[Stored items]
## begin

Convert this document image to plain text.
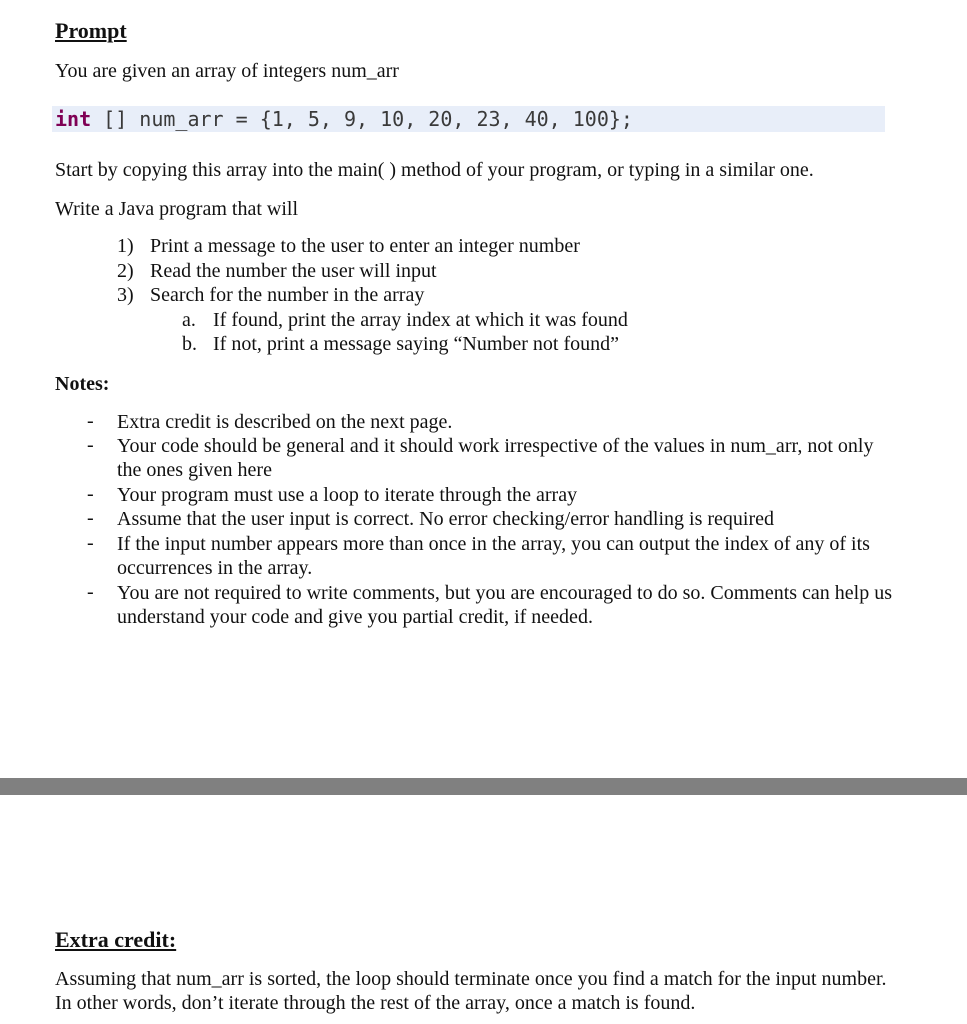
Prompt

You are given an array of integers num_arr

int [] num_arr = {1, 5, 9, 10, 20, 23, 40, 100};

Start by copying this array into the main( ) method of your program, or typing in a similar one.

Write a Java program that will

1) Print a message to the user to enter an integer number
2) Read the number the user will input
3) Search for the number in the array
a. If found, print the array index at which it was found
b. If not, print a message saying “Number not found”

Notes:

- Extra credit is described on the next page.

- Your code should be general and it should work irrespective of the values in num_arr, not only the ones given here

- Your program must use a loop to iterate through the array

- Assume that the user input is correct. No error checking/error handling is required

- If the input number appears more than once in the array, you can output the index of any of its occurrences in the array.

- You are not required to write comments, but you are encouraged to do so. Comments can help us understand your code and give you partial credit, if needed.

Extra credit:

Assuming that num_arr is sorted, the loop should terminate once you find a match for the input number. In other words, don’t iterate through the rest of the array, once a match is found.
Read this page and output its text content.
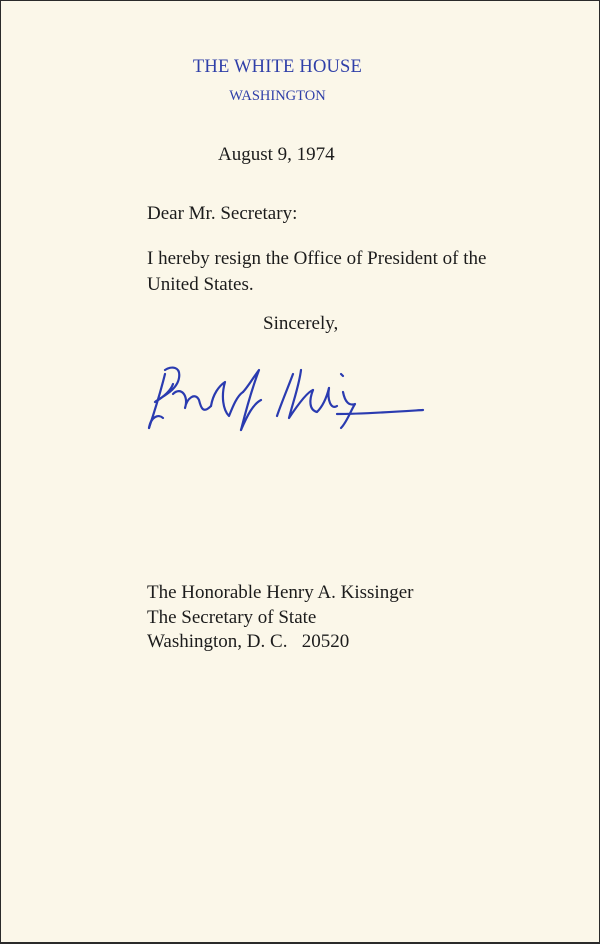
THE WHITE HOUSE
WASHINGTON
August 9, 1974
Dear Mr. Secretary:
I hereby resign the Office of President of the United States.
Sincerely,
The Honorable Henry A. Kissinger
The Secretary of State
Washington, D. C.   20520
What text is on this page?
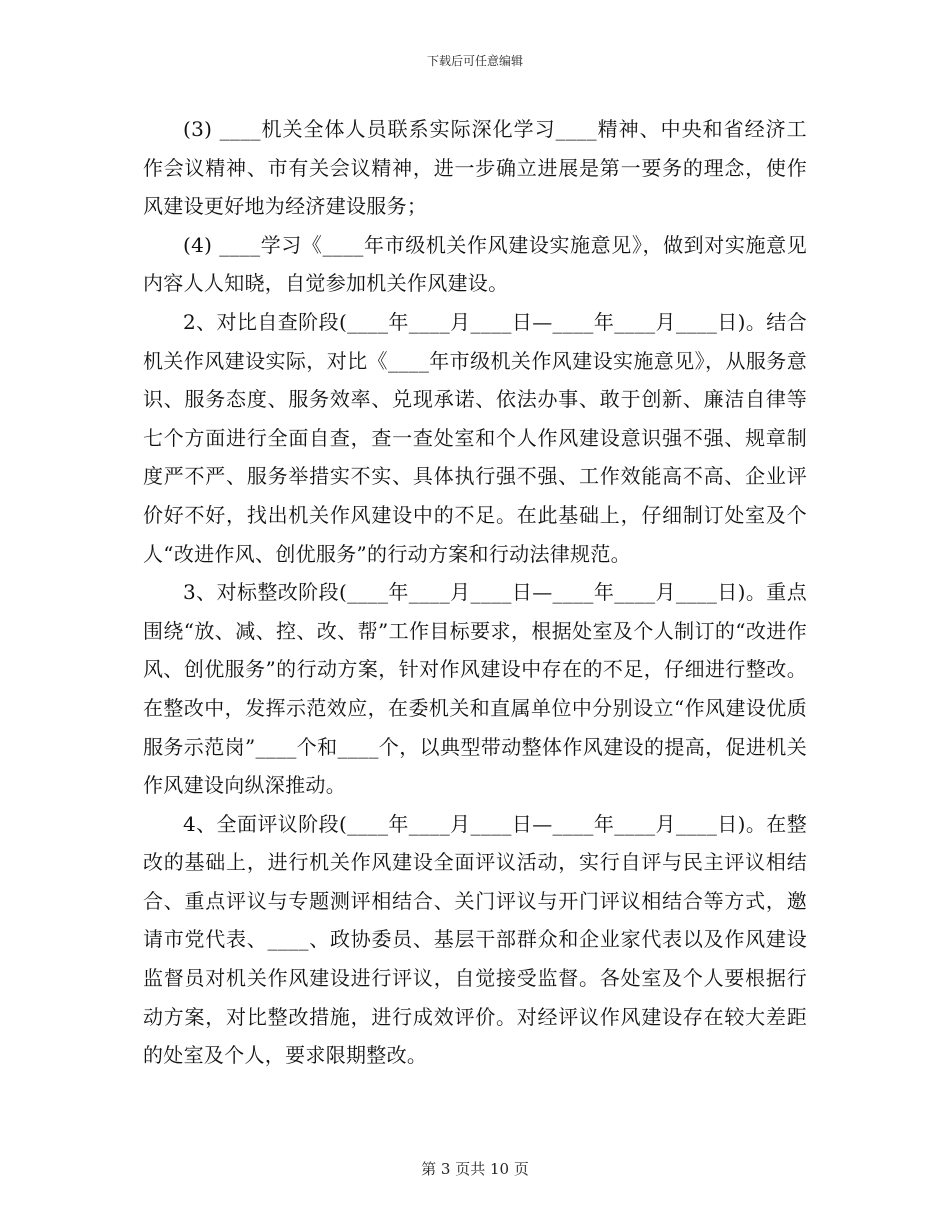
下载后可任意编辑

(3) ____机关全体人员联系实际深化学习____精神、中央和省经济工作会议精神、市有关会议精神，进一步确立进展是第一要务的理念，使作风建设更好地为经济建设服务；

(4) ____学习《____年市级机关作风建设实施意见》，做到对实施意见内容人人知晓，自觉参加机关作风建设。

2、对比自查阶段(____年____月____日—____年____月____日)。结合机关作风建设实际，对比《____年市级机关作风建设实施意见》，从服务意识、服务态度、服务效率、兑现承诺、依法办事、敢于创新、廉洁自律等七个方面进行全面自查，查一查处室和个人作风建设意识强不强、规章制度严不严、服务举措实不实、具体执行强不强、工作效能高不高、企业评价好不好，找出机关作风建设中的不足。在此基础上，仔细制订处室及个人“改进作风、创优服务”的行动方案和行动法律规范。

3、对标整改阶段(____年____月____日—____年____月____日)。重点围绕“放、减、控、改、帮”工作目标要求，根据处室及个人制订的“改进作风、创优服务”的行动方案，针对作风建设中存在的不足，仔细进行整改。在整改中，发挥示范效应，在委机关和直属单位中分别设立“作风建设优质服务示范岗”____个和____个，以典型带动整体作风建设的提高，促进机关作风建设向纵深推动。

4、全面评议阶段(____年____月____日—____年____月____日)。在整改的基础上，进行机关作风建设全面评议活动，实行自评与民主评议相结合、重点评议与专题测评相结合、关门评议与开门评议相结合等方式，邀请市党代表、____、政协委员、基层干部群众和企业家代表以及作风建设监督员对机关作风建设进行评议，自觉接受监督。各处室及个人要根据行动方案，对比整改措施，进行成效评价。对经评议作风建设存在较大差距的处室及个人，要求限期整改。

第 3 页共 10 页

## end

=== Given problem ===
Each entry must be retyped word for word, with every image omitted.

=== Written response ===
Convert this document image to plain text.
Prompt

You are given an array of integers num_arr

int [] num_arr = {1, 5, 9, 10, 20, 23, 40, 100};

Start by copying this array into the main( ) method of your program, or typing in a similar one.

Write a Java program that will

1) Print a message to the user to enter an integer number
2) Read the number the user will input
3) Search for the number in the array
a. If found, print the array index at which it was found
b. If not, print a message saying “Number not found”

Notes:

- Extra credit is described on the next page.

- Your code should be general and it should work irrespective of the values in num_arr, not only the ones given here

- Your program must use a loop to iterate through the array

- Assume that the user input is correct. No error checking/error handling is required

- If the input number appears more than once in the array, you can output the index of any of its occurrences in the array.

- You are not required to write comments, but you are encouraged to do so. Comments can help us understand your code and give you partial credit, if needed.

Extra credit:

Assuming that num_arr is sorted, the loop should terminate once you find a match for the input number. In other words, don’t iterate through the rest of the array, once a match is found.
Read this page and output its text content.
THE WHITE HOUSE
WASHINGTON
August 9, 1974
Dear Mr. Secretary:
I hereby resign the Office of President of the United States.
Sincerely,
The Honorable Henry A. Kissinger
The Secretary of State
Washington, D. C.   20520
What text is on this page?
下载后可任意编辑

(3) ____机关全体人员联系实际深化学习____精神、中央和省经济工作会议精神、市有关会议精神，进一步确立进展是第一要务的理念，使作风建设更好地为经济建设服务；

(4) ____学习《____年市级机关作风建设实施意见》，做到对实施意见内容人人知晓，自觉参加机关作风建设。

2、对比自查阶段(____年____月____日—____年____月____日)。结合机关作风建设实际，对比《____年市级机关作风建设实施意见》，从服务意识、服务态度、服务效率、兑现承诺、依法办事、敢于创新、廉洁自律等七个方面进行全面自查，查一查处室和个人作风建设意识强不强、规章制度严不严、服务举措实不实、具体执行强不强、工作效能高不高、企业评价好不好，找出机关作风建设中的不足。在此基础上，仔细制订处室及个人“改进作风、创优服务”的行动方案和行动法律规范。

3、对标整改阶段(____年____月____日—____年____月____日)。重点围绕“放、减、控、改、帮”工作目标要求，根据处室及个人制订的“改进作风、创优服务”的行动方案，针对作风建设中存在的不足，仔细进行整改。在整改中，发挥示范效应，在委机关和直属单位中分别设立“作风建设优质服务示范岗”____个和____个，以典型带动整体作风建设的提高，促进机关作风建设向纵深推动。

4、全面评议阶段(____年____月____日—____年____月____日)。在整改的基础上，进行机关作风建设全面评议活动，实行自评与民主评议相结合、重点评议与专题测评相结合、关门评议与开门评议相结合等方式，邀请市党代表、____、政协委员、基层干部群众和企业家代表以及作风建设监督员对机关作风建设进行评议，自觉接受监督。各处室及个人要根据行动方案，对比整改措施，进行成效评价。对经评议作风建设存在较大差距的处室及个人，要求限期整改。

第 3 页共 10 页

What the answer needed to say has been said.